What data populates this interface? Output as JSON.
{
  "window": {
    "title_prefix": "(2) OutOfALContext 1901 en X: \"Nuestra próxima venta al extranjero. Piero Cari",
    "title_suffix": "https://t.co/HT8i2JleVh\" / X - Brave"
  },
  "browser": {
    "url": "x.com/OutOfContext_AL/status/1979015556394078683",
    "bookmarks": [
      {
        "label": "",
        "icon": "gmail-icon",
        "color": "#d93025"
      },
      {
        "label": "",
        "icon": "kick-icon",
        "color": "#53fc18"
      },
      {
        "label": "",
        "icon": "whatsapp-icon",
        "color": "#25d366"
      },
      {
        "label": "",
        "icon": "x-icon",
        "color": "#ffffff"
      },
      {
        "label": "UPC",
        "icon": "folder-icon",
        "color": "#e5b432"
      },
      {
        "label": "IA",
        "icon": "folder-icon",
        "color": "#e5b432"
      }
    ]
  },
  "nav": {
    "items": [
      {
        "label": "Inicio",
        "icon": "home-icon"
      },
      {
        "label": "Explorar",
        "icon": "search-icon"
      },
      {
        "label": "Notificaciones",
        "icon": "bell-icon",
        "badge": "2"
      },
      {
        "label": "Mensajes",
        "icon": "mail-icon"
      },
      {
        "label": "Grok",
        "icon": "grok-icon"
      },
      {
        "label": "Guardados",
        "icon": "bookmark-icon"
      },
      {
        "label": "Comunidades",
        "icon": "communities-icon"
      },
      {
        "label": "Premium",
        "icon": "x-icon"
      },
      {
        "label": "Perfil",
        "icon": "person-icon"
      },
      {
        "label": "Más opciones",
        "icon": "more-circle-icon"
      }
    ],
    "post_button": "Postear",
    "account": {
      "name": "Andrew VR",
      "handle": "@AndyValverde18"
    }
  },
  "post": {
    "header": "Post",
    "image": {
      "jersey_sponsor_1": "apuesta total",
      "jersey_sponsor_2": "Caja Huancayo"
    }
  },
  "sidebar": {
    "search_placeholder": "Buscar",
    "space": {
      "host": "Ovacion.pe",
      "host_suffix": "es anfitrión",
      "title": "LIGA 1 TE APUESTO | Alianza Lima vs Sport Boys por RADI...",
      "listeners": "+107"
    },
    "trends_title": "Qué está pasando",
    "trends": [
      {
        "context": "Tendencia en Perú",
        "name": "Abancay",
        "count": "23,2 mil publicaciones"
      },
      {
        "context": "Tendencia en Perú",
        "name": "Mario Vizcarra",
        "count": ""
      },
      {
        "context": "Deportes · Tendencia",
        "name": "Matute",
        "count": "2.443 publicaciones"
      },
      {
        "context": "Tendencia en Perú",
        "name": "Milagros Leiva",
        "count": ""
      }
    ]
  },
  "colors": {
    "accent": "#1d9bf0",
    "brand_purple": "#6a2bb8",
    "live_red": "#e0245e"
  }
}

┄┄┄┄┄┄┄┄┄┄┄┄┄┄┄┄┄┄┄┄

» Goal:
Restate each record exactly as written.

» Response:
What data populates this interface? Output as JSON.
{
  "window": {
    "title_prefix": "(2) OutOfALContext 1901 en X: \"Nuestra próxima venta al extranjero. Piero Cari",
    "title_suffix": "https://t.co/HT8i2JleVh\" / X - Brave"
  },
  "browser": {
    "url": "x.com/OutOfContext_AL/status/1979015556394078683",
    "bookmarks": [
      {
        "label": "",
        "icon": "gmail-icon",
        "color": "#d93025"
      },
      {
        "label": "",
        "icon": "kick-icon",
        "color": "#53fc18"
      },
      {
        "label": "",
        "icon": "whatsapp-icon",
        "color": "#25d366"
      },
      {
        "label": "",
        "icon": "x-icon",
        "color": "#ffffff"
      },
      {
        "label": "UPC",
        "icon": "folder-icon",
        "color": "#e5b432"
      },
      {
        "label": "IA",
        "icon": "folder-icon",
        "color": "#e5b432"
      }
    ]
  },
  "nav": {
    "items": [
      {
        "label": "Inicio",
        "icon": "home-icon"
      },
      {
        "label": "Explorar",
        "icon": "search-icon"
      },
      {
        "label": "Notificaciones",
        "icon": "bell-icon",
        "badge": "2"
      },
      {
        "label": "Mensajes",
        "icon": "mail-icon"
      },
      {
        "label": "Grok",
        "icon": "grok-icon"
      },
      {
        "label": "Guardados",
        "icon": "bookmark-icon"
      },
      {
        "label": "Comunidades",
        "icon": "communities-icon"
      },
      {
        "label": "Premium",
        "icon": "x-icon"
      },
      {
        "label": "Perfil",
        "icon": "person-icon"
      },
      {
        "label": "Más opciones",
        "icon": "more-circle-icon"
      }
    ],
    "post_button": "Postear",
    "account": {
      "name": "Andrew VR",
      "handle": "@AndyValverde18"
    }
  },
  "post": {
    "header": "Post",
    "image": {
      "jersey_sponsor_1": "apuesta total",
      "jersey_sponsor_2": "Caja Huancayo"
    }
  },
  "sidebar": {
    "search_placeholder": "Buscar",
    "space": {
      "host": "Ovacion.pe",
      "host_suffix": "es anfitrión",
      "title": "LIGA 1 TE APUESTO | Alianza Lima vs Sport Boys por RADI...",
      "listeners": "+107"
    },
    "trends_title": "Qué está pasando",
    "trends": [
      {
        "context": "Tendencia en Perú",
        "name": "Abancay",
        "count": "23,2 mil publicaciones"
      },
      {
        "context": "Tendencia en Perú",
        "name": "Mario Vizcarra",
        "count": ""
      },
      {
        "context": "Deportes · Tendencia",
        "name": "Matute",
        "count": "2.443 publicaciones"
      },
      {
        "context": "Tendencia en Perú",
        "name": "Milagros Leiva",
        "count": ""
      }
    ]
  },
  "colors": {
    "accent": "#1d9bf0",
    "brand_purple": "#6a2bb8",
    "live_red": "#e0245e"
  }
}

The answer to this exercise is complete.